> [GIVEN DATA]
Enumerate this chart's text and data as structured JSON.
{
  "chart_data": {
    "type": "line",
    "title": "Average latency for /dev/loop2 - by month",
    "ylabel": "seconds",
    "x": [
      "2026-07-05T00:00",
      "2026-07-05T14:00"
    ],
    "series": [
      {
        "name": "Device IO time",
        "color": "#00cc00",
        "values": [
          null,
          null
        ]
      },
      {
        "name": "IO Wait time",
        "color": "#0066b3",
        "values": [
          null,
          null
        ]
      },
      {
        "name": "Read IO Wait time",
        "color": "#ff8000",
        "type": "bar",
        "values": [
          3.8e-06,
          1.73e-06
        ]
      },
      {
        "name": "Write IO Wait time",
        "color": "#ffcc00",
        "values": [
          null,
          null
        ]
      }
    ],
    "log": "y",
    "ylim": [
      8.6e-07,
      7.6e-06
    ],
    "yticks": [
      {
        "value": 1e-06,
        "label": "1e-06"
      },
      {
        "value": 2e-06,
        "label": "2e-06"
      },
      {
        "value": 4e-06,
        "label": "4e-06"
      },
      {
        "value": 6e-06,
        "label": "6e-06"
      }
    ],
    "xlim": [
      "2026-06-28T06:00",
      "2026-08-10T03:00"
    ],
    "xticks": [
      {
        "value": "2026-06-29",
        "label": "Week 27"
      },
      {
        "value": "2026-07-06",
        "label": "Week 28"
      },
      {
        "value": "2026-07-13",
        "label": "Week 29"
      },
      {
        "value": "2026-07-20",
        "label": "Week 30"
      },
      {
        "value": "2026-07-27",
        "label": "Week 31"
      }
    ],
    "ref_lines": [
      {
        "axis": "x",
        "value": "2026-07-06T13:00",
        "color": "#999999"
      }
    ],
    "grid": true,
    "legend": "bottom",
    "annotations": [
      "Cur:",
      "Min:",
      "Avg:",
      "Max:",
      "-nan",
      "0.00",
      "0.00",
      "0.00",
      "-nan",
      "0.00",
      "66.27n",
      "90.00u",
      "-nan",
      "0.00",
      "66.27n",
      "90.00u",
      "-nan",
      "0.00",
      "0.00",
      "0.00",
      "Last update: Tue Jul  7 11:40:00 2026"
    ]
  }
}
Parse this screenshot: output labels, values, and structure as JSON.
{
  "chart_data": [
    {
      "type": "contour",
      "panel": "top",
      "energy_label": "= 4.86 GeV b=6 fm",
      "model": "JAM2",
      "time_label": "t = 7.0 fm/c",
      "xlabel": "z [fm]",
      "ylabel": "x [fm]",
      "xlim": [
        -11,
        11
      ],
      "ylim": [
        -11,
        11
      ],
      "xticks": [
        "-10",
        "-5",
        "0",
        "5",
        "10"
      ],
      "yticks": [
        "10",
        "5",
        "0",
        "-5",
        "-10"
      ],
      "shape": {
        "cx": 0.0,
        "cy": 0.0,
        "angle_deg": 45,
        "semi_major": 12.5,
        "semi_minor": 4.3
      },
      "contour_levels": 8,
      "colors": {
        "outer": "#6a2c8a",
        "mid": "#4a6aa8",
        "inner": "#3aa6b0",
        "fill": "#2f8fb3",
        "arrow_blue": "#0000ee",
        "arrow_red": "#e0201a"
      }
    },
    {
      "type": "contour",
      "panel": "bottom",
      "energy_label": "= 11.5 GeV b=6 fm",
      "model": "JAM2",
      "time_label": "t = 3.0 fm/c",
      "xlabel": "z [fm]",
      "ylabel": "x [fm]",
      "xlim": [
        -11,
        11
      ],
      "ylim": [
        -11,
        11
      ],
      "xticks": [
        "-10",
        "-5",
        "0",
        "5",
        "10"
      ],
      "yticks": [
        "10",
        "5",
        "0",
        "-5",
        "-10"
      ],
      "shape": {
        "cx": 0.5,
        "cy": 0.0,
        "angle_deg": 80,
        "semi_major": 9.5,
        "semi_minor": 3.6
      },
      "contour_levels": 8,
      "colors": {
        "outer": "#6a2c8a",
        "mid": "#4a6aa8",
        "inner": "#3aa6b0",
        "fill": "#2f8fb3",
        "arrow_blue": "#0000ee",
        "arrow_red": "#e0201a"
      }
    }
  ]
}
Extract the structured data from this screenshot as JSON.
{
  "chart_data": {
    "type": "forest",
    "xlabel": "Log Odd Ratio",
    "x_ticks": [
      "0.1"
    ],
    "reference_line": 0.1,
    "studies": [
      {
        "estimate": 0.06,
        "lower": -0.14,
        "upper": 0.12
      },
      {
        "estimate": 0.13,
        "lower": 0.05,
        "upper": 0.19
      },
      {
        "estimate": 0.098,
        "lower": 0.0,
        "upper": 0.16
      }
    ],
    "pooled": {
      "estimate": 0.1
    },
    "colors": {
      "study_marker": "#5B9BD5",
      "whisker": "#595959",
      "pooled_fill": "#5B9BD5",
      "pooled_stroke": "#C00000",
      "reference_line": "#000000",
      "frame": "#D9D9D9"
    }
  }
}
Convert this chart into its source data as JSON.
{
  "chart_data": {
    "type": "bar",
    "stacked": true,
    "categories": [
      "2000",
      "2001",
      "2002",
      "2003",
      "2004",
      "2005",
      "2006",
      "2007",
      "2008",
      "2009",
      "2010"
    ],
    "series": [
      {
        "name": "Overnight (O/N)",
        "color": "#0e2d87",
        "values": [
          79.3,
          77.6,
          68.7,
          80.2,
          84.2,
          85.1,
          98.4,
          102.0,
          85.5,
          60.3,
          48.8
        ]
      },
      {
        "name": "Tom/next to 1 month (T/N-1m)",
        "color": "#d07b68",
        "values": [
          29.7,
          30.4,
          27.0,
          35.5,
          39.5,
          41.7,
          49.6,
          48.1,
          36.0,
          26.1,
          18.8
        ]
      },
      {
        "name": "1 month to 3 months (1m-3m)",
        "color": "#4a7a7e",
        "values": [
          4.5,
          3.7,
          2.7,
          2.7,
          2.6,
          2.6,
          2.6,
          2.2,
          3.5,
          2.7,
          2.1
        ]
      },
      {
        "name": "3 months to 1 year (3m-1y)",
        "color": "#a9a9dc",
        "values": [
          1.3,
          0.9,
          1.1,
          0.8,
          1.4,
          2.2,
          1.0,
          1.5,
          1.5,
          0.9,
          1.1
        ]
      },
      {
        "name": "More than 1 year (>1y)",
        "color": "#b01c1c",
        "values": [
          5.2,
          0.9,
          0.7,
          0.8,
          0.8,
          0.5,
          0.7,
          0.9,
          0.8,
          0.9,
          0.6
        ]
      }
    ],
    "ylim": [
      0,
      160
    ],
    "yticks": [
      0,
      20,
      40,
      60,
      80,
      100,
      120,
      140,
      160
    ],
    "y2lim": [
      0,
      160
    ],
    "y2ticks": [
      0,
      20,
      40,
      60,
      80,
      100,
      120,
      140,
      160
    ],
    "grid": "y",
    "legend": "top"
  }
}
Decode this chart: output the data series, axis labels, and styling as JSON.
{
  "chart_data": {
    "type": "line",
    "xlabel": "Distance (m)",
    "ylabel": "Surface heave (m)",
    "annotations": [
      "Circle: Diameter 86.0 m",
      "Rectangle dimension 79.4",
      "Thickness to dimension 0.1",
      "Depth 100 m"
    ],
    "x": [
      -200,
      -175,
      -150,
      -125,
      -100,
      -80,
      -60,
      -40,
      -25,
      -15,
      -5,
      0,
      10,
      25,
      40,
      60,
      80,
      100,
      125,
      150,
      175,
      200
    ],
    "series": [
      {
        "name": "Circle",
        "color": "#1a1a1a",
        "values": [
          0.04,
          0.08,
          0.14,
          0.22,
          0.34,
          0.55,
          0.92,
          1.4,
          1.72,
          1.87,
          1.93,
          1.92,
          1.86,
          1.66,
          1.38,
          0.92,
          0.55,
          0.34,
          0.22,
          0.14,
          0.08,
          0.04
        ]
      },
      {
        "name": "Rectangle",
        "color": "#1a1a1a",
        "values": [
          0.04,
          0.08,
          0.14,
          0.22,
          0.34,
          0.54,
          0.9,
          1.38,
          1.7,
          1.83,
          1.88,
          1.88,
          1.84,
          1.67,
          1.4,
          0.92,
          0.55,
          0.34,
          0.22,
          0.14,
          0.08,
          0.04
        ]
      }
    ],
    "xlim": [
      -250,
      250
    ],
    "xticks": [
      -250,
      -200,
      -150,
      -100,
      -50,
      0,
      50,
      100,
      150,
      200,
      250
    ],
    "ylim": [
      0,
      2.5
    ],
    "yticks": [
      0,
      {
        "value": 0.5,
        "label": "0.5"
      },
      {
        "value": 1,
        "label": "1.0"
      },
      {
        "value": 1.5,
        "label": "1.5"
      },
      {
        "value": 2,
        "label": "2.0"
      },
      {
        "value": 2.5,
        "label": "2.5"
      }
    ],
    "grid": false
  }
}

> [SET PROBLEM] Give solely the number of lines in the data that contain the string "Week".

> [TASK SOLUTION] 5